- **Data section**

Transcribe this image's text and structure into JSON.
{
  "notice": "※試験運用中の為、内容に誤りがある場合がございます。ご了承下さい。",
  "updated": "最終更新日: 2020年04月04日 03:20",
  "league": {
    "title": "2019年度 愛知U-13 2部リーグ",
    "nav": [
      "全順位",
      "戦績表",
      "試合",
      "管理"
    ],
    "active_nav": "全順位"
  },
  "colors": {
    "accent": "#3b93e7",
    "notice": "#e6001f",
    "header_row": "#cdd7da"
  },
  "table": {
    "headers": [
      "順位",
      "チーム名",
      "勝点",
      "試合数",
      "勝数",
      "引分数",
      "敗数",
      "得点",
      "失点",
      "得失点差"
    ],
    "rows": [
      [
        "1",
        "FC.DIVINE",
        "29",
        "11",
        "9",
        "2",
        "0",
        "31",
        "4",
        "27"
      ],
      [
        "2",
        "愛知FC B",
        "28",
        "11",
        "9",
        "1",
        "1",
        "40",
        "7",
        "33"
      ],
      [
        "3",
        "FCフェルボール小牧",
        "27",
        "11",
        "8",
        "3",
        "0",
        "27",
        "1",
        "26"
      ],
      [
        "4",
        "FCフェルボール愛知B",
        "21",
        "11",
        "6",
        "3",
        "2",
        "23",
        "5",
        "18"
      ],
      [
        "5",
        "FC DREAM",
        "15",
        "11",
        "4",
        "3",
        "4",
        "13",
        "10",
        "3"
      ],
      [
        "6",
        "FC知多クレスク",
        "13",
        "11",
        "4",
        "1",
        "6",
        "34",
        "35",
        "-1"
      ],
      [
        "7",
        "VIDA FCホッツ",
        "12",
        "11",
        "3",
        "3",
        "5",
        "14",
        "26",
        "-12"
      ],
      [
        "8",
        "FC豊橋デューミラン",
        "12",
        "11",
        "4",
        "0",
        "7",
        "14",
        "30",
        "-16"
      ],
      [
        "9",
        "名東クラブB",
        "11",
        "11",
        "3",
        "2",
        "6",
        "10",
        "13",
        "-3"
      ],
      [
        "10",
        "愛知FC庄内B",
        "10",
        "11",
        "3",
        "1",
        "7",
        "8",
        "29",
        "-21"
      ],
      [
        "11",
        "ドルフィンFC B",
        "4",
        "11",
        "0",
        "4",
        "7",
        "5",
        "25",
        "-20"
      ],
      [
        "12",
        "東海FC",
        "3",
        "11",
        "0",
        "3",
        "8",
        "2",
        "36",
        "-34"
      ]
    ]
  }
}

- **What you need to do**
Identify each line in the records above that contains the word "notice", and copy it out in full.

- **Solution**
  "notice": "※試験運用中の為、内容に誤りがある場合がございます。ご了承下さい。",
    "notice": "#e6001f",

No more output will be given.